■ **Stated task**
Set down all of the data exactly as it appears.

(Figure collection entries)
----------------
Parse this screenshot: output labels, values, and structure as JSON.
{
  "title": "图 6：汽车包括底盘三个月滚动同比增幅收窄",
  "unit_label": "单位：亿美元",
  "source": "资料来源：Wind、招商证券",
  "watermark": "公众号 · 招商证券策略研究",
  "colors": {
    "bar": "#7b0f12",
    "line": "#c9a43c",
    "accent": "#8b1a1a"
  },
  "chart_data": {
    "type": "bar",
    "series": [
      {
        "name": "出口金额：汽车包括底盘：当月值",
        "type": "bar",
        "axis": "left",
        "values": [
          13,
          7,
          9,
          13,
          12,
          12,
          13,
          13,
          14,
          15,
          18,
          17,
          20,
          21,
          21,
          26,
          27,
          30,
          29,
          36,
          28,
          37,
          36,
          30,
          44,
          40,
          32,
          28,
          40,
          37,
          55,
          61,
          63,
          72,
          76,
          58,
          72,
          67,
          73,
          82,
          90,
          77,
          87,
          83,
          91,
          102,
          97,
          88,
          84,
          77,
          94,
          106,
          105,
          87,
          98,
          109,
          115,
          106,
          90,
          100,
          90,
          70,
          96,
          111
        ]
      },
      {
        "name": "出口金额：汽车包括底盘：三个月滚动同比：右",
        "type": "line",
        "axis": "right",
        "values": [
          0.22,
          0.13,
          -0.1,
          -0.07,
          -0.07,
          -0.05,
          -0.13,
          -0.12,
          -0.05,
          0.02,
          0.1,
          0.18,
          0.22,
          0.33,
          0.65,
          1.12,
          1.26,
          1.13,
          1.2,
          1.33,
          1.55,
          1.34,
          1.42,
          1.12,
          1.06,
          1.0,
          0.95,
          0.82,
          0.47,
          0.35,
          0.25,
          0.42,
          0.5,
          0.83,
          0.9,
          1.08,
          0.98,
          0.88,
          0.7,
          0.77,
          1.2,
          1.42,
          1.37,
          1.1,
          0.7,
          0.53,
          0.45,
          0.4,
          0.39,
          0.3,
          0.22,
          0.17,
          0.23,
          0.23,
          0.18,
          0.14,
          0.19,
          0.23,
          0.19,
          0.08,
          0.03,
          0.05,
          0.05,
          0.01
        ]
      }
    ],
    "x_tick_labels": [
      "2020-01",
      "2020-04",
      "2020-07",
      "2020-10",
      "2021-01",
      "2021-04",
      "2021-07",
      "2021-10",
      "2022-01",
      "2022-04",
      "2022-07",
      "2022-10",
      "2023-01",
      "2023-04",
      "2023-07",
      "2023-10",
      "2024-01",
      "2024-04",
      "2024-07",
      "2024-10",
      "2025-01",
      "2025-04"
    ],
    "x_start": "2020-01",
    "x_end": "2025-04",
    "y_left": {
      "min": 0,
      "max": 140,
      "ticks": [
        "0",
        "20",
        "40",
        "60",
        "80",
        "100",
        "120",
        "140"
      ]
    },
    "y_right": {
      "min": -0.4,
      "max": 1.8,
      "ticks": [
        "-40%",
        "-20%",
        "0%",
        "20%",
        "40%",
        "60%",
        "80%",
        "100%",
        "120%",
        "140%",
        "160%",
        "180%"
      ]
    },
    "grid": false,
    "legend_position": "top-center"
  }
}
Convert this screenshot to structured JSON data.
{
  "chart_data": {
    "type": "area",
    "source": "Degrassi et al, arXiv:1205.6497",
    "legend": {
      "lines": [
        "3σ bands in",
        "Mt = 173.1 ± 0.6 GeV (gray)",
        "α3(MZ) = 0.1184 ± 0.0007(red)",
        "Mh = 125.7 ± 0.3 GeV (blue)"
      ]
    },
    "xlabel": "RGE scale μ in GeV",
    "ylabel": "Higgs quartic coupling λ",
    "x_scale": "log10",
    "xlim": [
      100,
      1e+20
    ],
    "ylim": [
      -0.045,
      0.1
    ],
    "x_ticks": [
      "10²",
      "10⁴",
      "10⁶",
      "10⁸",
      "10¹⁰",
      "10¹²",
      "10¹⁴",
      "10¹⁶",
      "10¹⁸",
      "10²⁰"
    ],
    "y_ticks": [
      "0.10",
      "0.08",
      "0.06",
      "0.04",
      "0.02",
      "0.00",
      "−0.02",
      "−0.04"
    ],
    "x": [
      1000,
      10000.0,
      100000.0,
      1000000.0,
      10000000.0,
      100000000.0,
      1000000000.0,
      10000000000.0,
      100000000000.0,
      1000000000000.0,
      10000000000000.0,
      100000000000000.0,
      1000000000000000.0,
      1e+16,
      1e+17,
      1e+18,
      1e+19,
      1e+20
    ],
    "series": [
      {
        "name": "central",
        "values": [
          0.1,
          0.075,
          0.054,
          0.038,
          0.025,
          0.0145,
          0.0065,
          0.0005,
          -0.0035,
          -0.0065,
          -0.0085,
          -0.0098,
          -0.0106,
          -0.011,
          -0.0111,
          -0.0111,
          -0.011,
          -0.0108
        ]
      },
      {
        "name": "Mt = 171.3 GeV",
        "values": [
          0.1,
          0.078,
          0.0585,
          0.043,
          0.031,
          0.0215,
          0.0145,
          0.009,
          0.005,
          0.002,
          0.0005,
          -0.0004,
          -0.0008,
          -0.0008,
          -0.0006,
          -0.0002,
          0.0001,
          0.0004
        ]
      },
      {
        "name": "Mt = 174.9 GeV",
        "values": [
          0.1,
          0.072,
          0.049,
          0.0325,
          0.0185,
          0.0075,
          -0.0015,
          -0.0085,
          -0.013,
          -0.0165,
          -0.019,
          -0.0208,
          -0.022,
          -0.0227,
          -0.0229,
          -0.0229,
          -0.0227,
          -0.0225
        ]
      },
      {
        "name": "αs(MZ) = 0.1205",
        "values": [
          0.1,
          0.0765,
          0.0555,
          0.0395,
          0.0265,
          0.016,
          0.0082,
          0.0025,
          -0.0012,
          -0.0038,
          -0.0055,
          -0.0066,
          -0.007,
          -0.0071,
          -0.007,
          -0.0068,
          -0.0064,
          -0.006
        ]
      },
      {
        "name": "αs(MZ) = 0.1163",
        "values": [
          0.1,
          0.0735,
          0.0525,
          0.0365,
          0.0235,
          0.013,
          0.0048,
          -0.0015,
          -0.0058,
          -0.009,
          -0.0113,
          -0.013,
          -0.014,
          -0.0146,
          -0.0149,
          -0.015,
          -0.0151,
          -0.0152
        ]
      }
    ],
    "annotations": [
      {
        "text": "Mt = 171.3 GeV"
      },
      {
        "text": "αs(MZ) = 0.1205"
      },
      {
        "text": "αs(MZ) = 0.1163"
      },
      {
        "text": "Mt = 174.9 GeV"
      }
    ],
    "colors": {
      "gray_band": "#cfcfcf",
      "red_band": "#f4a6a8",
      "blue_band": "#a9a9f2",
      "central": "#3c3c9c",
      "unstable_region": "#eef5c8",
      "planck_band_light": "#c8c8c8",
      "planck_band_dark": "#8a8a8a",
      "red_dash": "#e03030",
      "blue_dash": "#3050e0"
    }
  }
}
----------------
■ **The response**
Parse this screenshot: output labels, values, and structure as JSON.
{
  "title": "图 6：汽车包括底盘三个月滚动同比增幅收窄",
  "unit_label": "单位：亿美元",
  "source": "资料来源：Wind、招商证券",
  "watermark": "公众号 · 招商证券策略研究",
  "colors": {
    "bar": "#7b0f12",
    "line": "#c9a43c",
    "accent": "#8b1a1a"
  },
  "chart_data": {
    "type": "bar",
    "series": [
      {
        "name": "出口金额：汽车包括底盘：当月值",
        "type": "bar",
        "axis": "left",
        "values": [
          13,
          7,
          9,
          13,
          12,
          12,
          13,
          13,
          14,
          15,
          18,
          17,
          20,
          21,
          21,
          26,
          27,
          30,
          29,
          36,
          28,
          37,
          36,
          30,
          44,
          40,
          32,
          28,
          40,
          37,
          55,
          61,
          63,
          72,
          76,
          58,
          72,
          67,
          73,
          82,
          90,
          77,
          87,
          83,
          91,
          102,
          97,
          88,
          84,
          77,
          94,
          106,
          105,
          87,
          98,
          109,
          115,
          106,
          90,
          100,
          90,
          70,
          96,
          111
        ]
      },
      {
        "name": "出口金额：汽车包括底盘：三个月滚动同比：右",
        "type": "line",
        "axis": "right",
        "values": [
          0.22,
          0.13,
          -0.1,
          -0.07,
          -0.07,
          -0.05,
          -0.13,
          -0.12,
          -0.05,
          0.02,
          0.1,
          0.18,
          0.22,
          0.33,
          0.65,
          1.12,
          1.26,
          1.13,
          1.2,
          1.33,
          1.55,
          1.34,
          1.42,
          1.12,
          1.06,
          1.0,
          0.95,
          0.82,
          0.47,
          0.35,
          0.25,
          0.42,
          0.5,
          0.83,
          0.9,
          1.08,
          0.98,
          0.88,
          0.7,
          0.77,
          1.2,
          1.42,
          1.37,
          1.1,
          0.7,
          0.53,
          0.45,
          0.4,
          0.39,
          0.3,
          0.22,
          0.17,
          0.23,
          0.23,
          0.18,
          0.14,
          0.19,
          0.23,
          0.19,
          0.08,
          0.03,
          0.05,
          0.05,
          0.01
        ]
      }
    ],
    "x_tick_labels": [
      "2020-01",
      "2020-04",
      "2020-07",
      "2020-10",
      "2021-01",
      "2021-04",
      "2021-07",
      "2021-10",
      "2022-01",
      "2022-04",
      "2022-07",
      "2022-10",
      "2023-01",
      "2023-04",
      "2023-07",
      "2023-10",
      "2024-01",
      "2024-04",
      "2024-07",
      "2024-10",
      "2025-01",
      "2025-04"
    ],
    "x_start": "2020-01",
    "x_end": "2025-04",
    "y_left": {
      "min": 0,
      "max": 140,
      "ticks": [
        "0",
        "20",
        "40",
        "60",
        "80",
        "100",
        "120",
        "140"
      ]
    },
    "y_right": {
      "min": -0.4,
      "max": 1.8,
      "ticks": [
        "-40%",
        "-20%",
        "0%",
        "20%",
        "40%",
        "60%",
        "80%",
        "100%",
        "120%",
        "140%",
        "160%",
        "180%"
      ]
    },
    "grid": false,
    "legend_position": "top-center"
  }
}
Convert this screenshot to structured JSON data.
{
  "chart_data": {
    "type": "area",
    "source": "Degrassi et al, arXiv:1205.6497",
    "legend": {
      "lines": [
        "3σ bands in",
        "Mt = 173.1 ± 0.6 GeV (gray)",
        "α3(MZ) = 0.1184 ± 0.0007(red)",
        "Mh = 125.7 ± 0.3 GeV (blue)"
      ]
    },
    "xlabel": "RGE scale μ in GeV",
    "ylabel": "Higgs quartic coupling λ",
    "x_scale": "log10",
    "xlim": [
      100,
      1e+20
    ],
    "ylim": [
      -0.045,
      0.1
    ],
    "x_ticks": [
      "10²",
      "10⁴",
      "10⁶",
      "10⁸",
      "10¹⁰",
      "10¹²",
      "10¹⁴",
      "10¹⁶",
      "10¹⁸",
      "10²⁰"
    ],
    "y_ticks": [
      "0.10",
      "0.08",
      "0.06",
      "0.04",
      "0.02",
      "0.00",
      "−0.02",
      "−0.04"
    ],
    "x": [
      1000,
      10000.0,
      100000.0,
      1000000.0,
      10000000.0,
      100000000.0,
      1000000000.0,
      10000000000.0,
      100000000000.0,
      1000000000000.0,
      10000000000000.0,
      100000000000000.0,
      1000000000000000.0,
      1e+16,
      1e+17,
      1e+18,
      1e+19,
      1e+20
    ],
    "series": [
      {
        "name": "central",
        "values": [
          0.1,
          0.075,
          0.054,
          0.038,
          0.025,
          0.0145,
          0.0065,
          0.0005,
          -0.0035,
          -0.0065,
          -0.0085,
          -0.0098,
          -0.0106,
          -0.011,
          -0.0111,
          -0.0111,
          -0.011,
          -0.0108
        ]
      },
      {
        "name": "Mt = 171.3 GeV",
        "values": [
          0.1,
          0.078,
          0.0585,
          0.043,
          0.031,
          0.0215,
          0.0145,
          0.009,
          0.005,
          0.002,
          0.0005,
          -0.0004,
          -0.0008,
          -0.0008,
          -0.0006,
          -0.0002,
          0.0001,
          0.0004
        ]
      },
      {
        "name": "Mt = 174.9 GeV",
        "values": [
          0.1,
          0.072,
          0.049,
          0.0325,
          0.0185,
          0.0075,
          -0.0015,
          -0.0085,
          -0.013,
          -0.0165,
          -0.019,
          -0.0208,
          -0.022,
          -0.0227,
          -0.0229,
          -0.0229,
          -0.0227,
          -0.0225
        ]
      },
      {
        "name": "αs(MZ) = 0.1205",
        "values": [
          0.1,
          0.0765,
          0.0555,
          0.0395,
          0.0265,
          0.016,
          0.0082,
          0.0025,
          -0.0012,
          -0.0038,
          -0.0055,
          -0.0066,
          -0.007,
          -0.0071,
          -0.007,
          -0.0068,
          -0.0064,
          -0.006
        ]
      },
      {
        "name": "αs(MZ) = 0.1163",
        "values": [
          0.1,
          0.0735,
          0.0525,
          0.0365,
          0.0235,
          0.013,
          0.0048,
          -0.0015,
          -0.0058,
          -0.009,
          -0.0113,
          -0.013,
          -0.014,
          -0.0146,
          -0.0149,
          -0.015,
          -0.0151,
          -0.0152
        ]
      }
    ],
    "annotations": [
      {
        "text": "Mt = 171.3 GeV"
      },
      {
        "text": "αs(MZ) = 0.1205"
      },
      {
        "text": "αs(MZ) = 0.1163"
      },
      {
        "text": "Mt = 174.9 GeV"
      }
    ],
    "colors": {
      "gray_band": "#cfcfcf",
      "red_band": "#f4a6a8",
      "blue_band": "#a9a9f2",
      "central": "#3c3c9c",
      "unstable_region": "#eef5c8",
      "planck_band_light": "#c8c8c8",
      "planck_band_dark": "#8a8a8a",
      "red_dash": "#e03030",
      "blue_dash": "#3050e0"
    }
  }
}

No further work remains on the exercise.